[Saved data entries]
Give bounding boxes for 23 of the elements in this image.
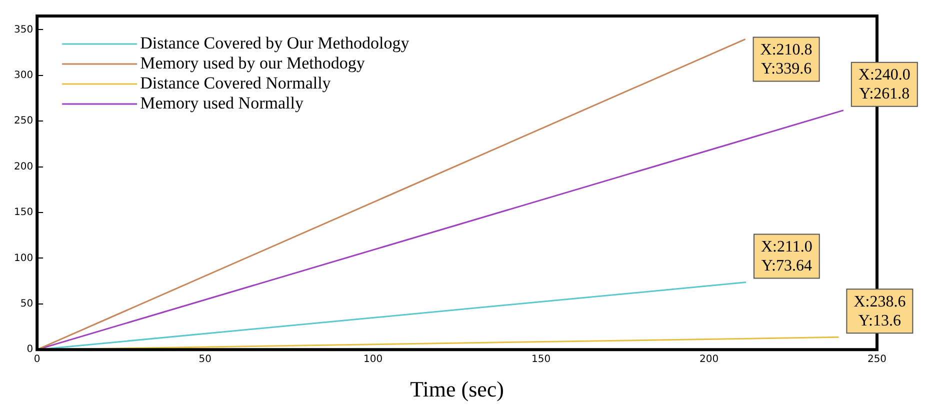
x-tick-label: 100 — [364, 354, 383, 366]
x-tick-label: 150 — [531, 354, 551, 366]
x-axis-title: Time (sec) — [410, 376, 504, 402]
x-tick-label: 250 — [867, 354, 887, 366]
y-tick-label: 0 — [26, 344, 34, 356]
annotation: X:240.0 Y:261.8 — [858, 66, 910, 103]
legend-label: Distance Covered by Our Methodology — [140, 33, 410, 52]
y-tick-label: 300 — [14, 70, 34, 81]
annotation: X:210.8 Y:339.6 — [760, 41, 812, 78]
y-tick-label: 250 — [14, 116, 34, 127]
y-tick-label: 50 — [20, 298, 34, 310]
annotation: X:238.6 Y:13.6 — [854, 293, 906, 330]
legend-label: Memory used by our Methodogy — [140, 53, 366, 72]
y-tick-label: 100 — [14, 252, 34, 264]
x-tick-label: 50 — [198, 354, 212, 366]
legend-label: Distance Covered Normally — [140, 73, 332, 92]
x-tick-label: 0 — [34, 354, 40, 366]
y-tick-label: 200 — [14, 161, 34, 172]
y-tick-label: 150 — [14, 207, 34, 218]
annotation: X:211.0 Y:73.64 — [760, 238, 812, 274]
legend-label: Memory used Normally — [140, 93, 304, 112]
y-tick-label: 350 — [14, 24, 34, 36]
x-tick-label: 200 — [699, 354, 719, 366]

AIM OF THE TASK = Copy out every line of the item above word for word, but leave out the picture.

SOLUTION TO THE PROBLEM =
Give bounding boxes for 23 of the elements in this image.
x-tick-label: 100 — [364, 354, 383, 366]
x-tick-label: 150 — [531, 354, 551, 366]
x-axis-title: Time (sec) — [410, 376, 504, 402]
x-tick-label: 250 — [867, 354, 887, 366]
y-tick-label: 0 — [26, 344, 34, 356]
annotation: X:240.0 Y:261.8 — [858, 66, 910, 103]
legend-label: Distance Covered by Our Methodology — [140, 33, 410, 52]
y-tick-label: 300 — [14, 70, 34, 81]
annotation: X:210.8 Y:339.6 — [760, 41, 812, 78]
y-tick-label: 250 — [14, 116, 34, 127]
y-tick-label: 50 — [20, 298, 34, 310]
annotation: X:238.6 Y:13.6 — [854, 293, 906, 330]
legend-label: Memory used by our Methodogy — [140, 53, 366, 72]
y-tick-label: 100 — [14, 252, 34, 264]
x-tick-label: 50 — [198, 354, 212, 366]
legend-label: Distance Covered Normally — [140, 73, 332, 92]
x-tick-label: 0 — [34, 354, 40, 366]
y-tick-label: 200 — [14, 161, 34, 172]
y-tick-label: 150 — [14, 207, 34, 218]
annotation: X:211.0 Y:73.64 — [760, 238, 812, 274]
legend-label: Memory used Normally — [140, 93, 304, 112]
y-tick-label: 350 — [14, 24, 34, 36]
x-tick-label: 200 — [699, 354, 719, 366]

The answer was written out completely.